> **Problem to solve**: Please render every line of the items below as a Markdown table with the columns "No." and "Line," skipping blank lines and leaving out the pictures.

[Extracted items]

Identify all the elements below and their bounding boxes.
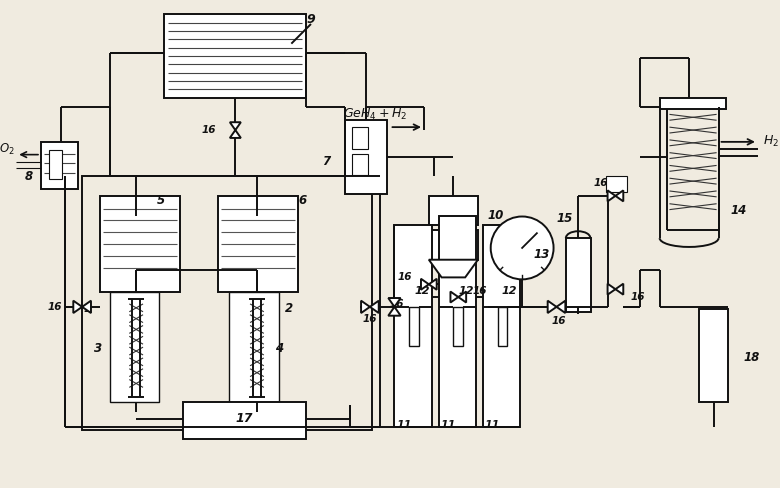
Polygon shape — [388, 298, 401, 307]
Bar — [353, 127, 368, 149]
Text: 16: 16 — [594, 178, 608, 188]
Bar — [410, 307, 419, 346]
Text: 2: 2 — [285, 303, 292, 315]
Text: 6: 6 — [298, 194, 307, 207]
Bar — [164, 14, 306, 98]
Polygon shape — [361, 301, 370, 313]
Polygon shape — [615, 190, 623, 202]
Polygon shape — [548, 301, 556, 313]
Polygon shape — [82, 301, 91, 313]
Bar — [453, 307, 463, 346]
Text: 16: 16 — [201, 125, 216, 135]
Text: 14: 14 — [730, 204, 746, 217]
Text: 16: 16 — [362, 314, 377, 324]
Text: 8: 8 — [25, 170, 34, 183]
Text: 16: 16 — [630, 292, 645, 302]
Text: 13: 13 — [534, 248, 550, 261]
Text: 12: 12 — [414, 286, 430, 296]
Bar — [429, 196, 478, 225]
Text: 18: 18 — [743, 351, 760, 365]
Bar — [82, 176, 372, 429]
Text: 1: 1 — [83, 303, 92, 315]
Polygon shape — [615, 284, 623, 295]
Polygon shape — [230, 130, 241, 138]
Text: 12: 12 — [502, 286, 517, 296]
Bar — [346, 120, 387, 194]
Polygon shape — [370, 301, 379, 313]
Text: 9: 9 — [307, 13, 315, 25]
Text: $H_2$: $H_2$ — [763, 134, 778, 149]
Polygon shape — [388, 307, 401, 316]
Bar — [438, 216, 476, 427]
Text: 15: 15 — [556, 212, 573, 225]
Text: 17: 17 — [236, 412, 253, 426]
Bar — [110, 292, 159, 402]
Polygon shape — [429, 260, 478, 277]
Text: 16: 16 — [389, 299, 404, 309]
Polygon shape — [230, 122, 241, 130]
Text: 3: 3 — [94, 342, 101, 355]
Text: 16: 16 — [473, 286, 488, 296]
Polygon shape — [429, 279, 437, 290]
Text: 11: 11 — [396, 420, 412, 430]
Polygon shape — [608, 284, 615, 295]
Text: 4: 4 — [275, 342, 283, 355]
Bar — [48, 150, 62, 179]
Polygon shape — [450, 291, 459, 303]
Polygon shape — [556, 301, 566, 313]
Text: 10: 10 — [488, 209, 504, 222]
Text: $O_2$: $O_2$ — [0, 142, 14, 157]
Bar — [353, 154, 368, 175]
Bar — [183, 402, 306, 440]
Polygon shape — [608, 190, 615, 202]
Bar — [566, 238, 591, 312]
Bar — [229, 292, 278, 402]
Text: 12: 12 — [459, 286, 474, 296]
Text: 11: 11 — [485, 420, 501, 430]
Bar — [660, 98, 726, 109]
Text: 11: 11 — [441, 420, 456, 430]
Text: $GeH_4 + H_2$: $GeH_4 + H_2$ — [343, 107, 407, 122]
Polygon shape — [421, 279, 429, 290]
Bar — [218, 196, 298, 292]
Text: 7: 7 — [322, 155, 331, 168]
Bar — [395, 225, 432, 427]
Text: 16: 16 — [48, 302, 62, 312]
Polygon shape — [73, 301, 82, 313]
Bar — [41, 142, 78, 189]
Bar — [100, 196, 180, 292]
Polygon shape — [459, 291, 466, 303]
Text: 16: 16 — [551, 316, 565, 325]
Text: 5: 5 — [157, 194, 165, 207]
Bar — [605, 176, 627, 192]
Bar — [429, 230, 478, 260]
Text: 16: 16 — [398, 272, 412, 283]
Bar — [483, 225, 520, 427]
Circle shape — [491, 217, 554, 279]
Bar — [498, 307, 508, 346]
Bar — [699, 309, 729, 402]
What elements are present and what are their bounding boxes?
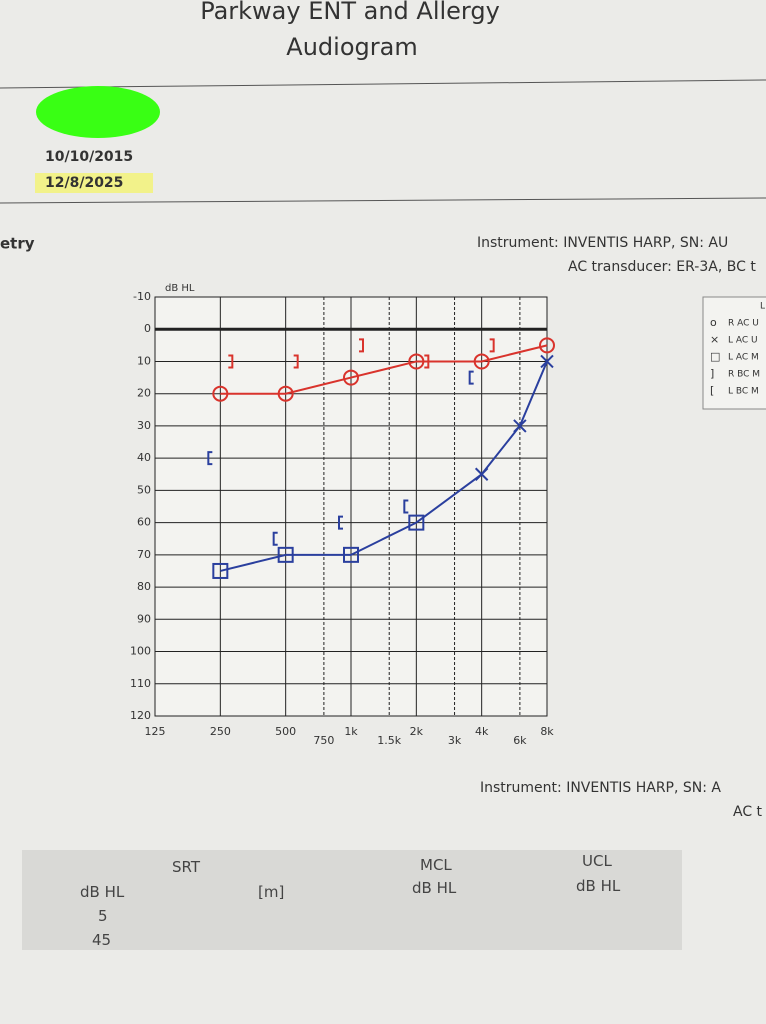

> **Exercise output**:
| No. | Line |
|---|---|
| 1 | Identify all the elements below and their bounding boxes. |
| 2 | Polygon shape — [388, 298, 401, 307] |
| 3 | Bar — [353, 127, 368, 149] |
| 4 | Text: 16: 16 — [594, 178, 608, 188] |
| 5 | Bar — [410, 307, 419, 346] |
| 6 | Text: 2: 2 — [285, 303, 292, 315] |
| 7 | Text: 6: 6 — [298, 194, 307, 207] |
| 8 | Bar — [164, 14, 306, 98] |
| 9 | Polygon shape — [361, 301, 370, 313] |
| 10 | Polygon shape — [615, 190, 623, 202] |
| 11 | Polygon shape — [548, 301, 556, 313] |
| 12 | Polygon shape — [82, 301, 91, 313] |
| 13 | Bar — [453, 307, 463, 346] |
| 14 | Text: 16: 16 — [201, 125, 216, 135] |
| 15 | Text: 14: 14 — [730, 204, 746, 217] |
| 16 | Text: 16: 16 — [362, 314, 377, 324] |
| 17 | Text: 8: 8 — [25, 170, 34, 183] |
| 18 | Text: 16: 16 — [630, 292, 645, 302] |
| 19 | Text: 13: 13 — [534, 248, 550, 261] |
| 20 | Text: 12: 12 — [414, 286, 430, 296] |
| 21 | Bar — [429, 196, 478, 225] |
| 22 | Text: 18: 18 — [743, 351, 760, 365] |
| 23 | Bar — [82, 176, 372, 429] |
| 24 | Text: 1: 1 — [83, 303, 92, 315] |
| 25 | Polygon shape — [615, 284, 623, 295] |
| 26 | Polygon shape — [230, 130, 241, 138] |
| 27 | Text: 12: 12 — [502, 286, 517, 296] |
| 28 | Bar — [346, 120, 387, 194] |
| 29 | Polygon shape — [370, 301, 379, 313] |
| 30 | Text: 9: 9 — [307, 13, 315, 25] |
| 31 | Text: $H_2$: $H_2$ — [763, 134, 778, 149] |
| 32 | Polygon shape — [388, 307, 401, 316] |
| 33 | Bar — [438, 216, 476, 427] |
| 34 | Text: 15: 15 — [556, 212, 573, 225] |
| 35 | Text: 17: 17 — [236, 412, 253, 426] |
| 36 | Bar — [110, 292, 159, 402] |
| 37 | Polygon shape — [429, 260, 478, 277] |
| 38 | Text: 16: 16 — [389, 299, 404, 309] |
| 39 | Polygon shape — [230, 122, 241, 130] |
| 40 | Text: 3: 3 — [94, 342, 101, 355] |
| 41 | Text: 16: 16 — [473, 286, 488, 296] |
| 42 | Polygon shape — [429, 279, 437, 290] |
| 43 | Text: 11: 11 — [396, 420, 412, 430] |
| 44 | Polygon shape — [608, 284, 615, 295] |
| 45 | Text: 4: 4 — [275, 342, 283, 355] |
| 46 | Bar — [48, 150, 62, 179] |
| 47 | Polygon shape — [450, 291, 459, 303] |
| 48 | Polygon shape — [556, 301, 566, 313] |
| 49 | Text: 10: 10 — [488, 209, 504, 222] |
| 50 | Text: $O_2$: $O_2$ — [0, 142, 14, 157] |
| 51 | Bar — [353, 154, 368, 175] |
| 52 | Bar — [183, 402, 306, 440] |
| 53 | Polygon shape — [608, 190, 615, 202] |
| 54 | Bar — [566, 238, 591, 312] |
| 55 | Bar — [229, 292, 278, 402] |
| 56 | Text: 12: 12 — [459, 286, 474, 296] |
| 57 | Text: 11: 11 — [485, 420, 501, 430] |
| 58 | Bar — [660, 98, 726, 109] |
| 59 | Text: 11: 11 — [441, 420, 456, 430] |
| 60 | Text: $GeH_4 + H_2$: $GeH_4 + H_2$ — [343, 107, 407, 122] |
| 61 | Polygon shape — [421, 279, 429, 290] |
| 62 | Bar — [218, 196, 298, 292] |
| 63 | Text: 7: 7 — [322, 155, 331, 168] |
| 64 | Bar — [395, 225, 432, 427] |
| 65 | Text: 16: 16 — [48, 302, 62, 312] |
| 66 | Polygon shape — [73, 301, 82, 313] |
| 67 | Bar — [41, 142, 78, 189] |
| 68 | Bar — [100, 196, 180, 292] |
| 69 | Polygon shape — [459, 291, 466, 303] |
| 70 | Text: 16: 16 — [551, 316, 565, 325] |
| 71 | Text: 5: 5 — [157, 194, 165, 207] |
| 72 | Bar — [605, 176, 627, 192] |
| 73 | Bar — [429, 230, 478, 260] |
| 74 | Text: 16: 16 — [398, 272, 412, 283] |
| 75 | Bar — [483, 225, 520, 427] |
| 76 | Circle shape — [491, 217, 554, 279] |
| 77 | Bar — [498, 307, 508, 346] |
| 78 | Bar — [699, 309, 729, 402] |
| 79 | What elements are present and what are their bounding boxes? |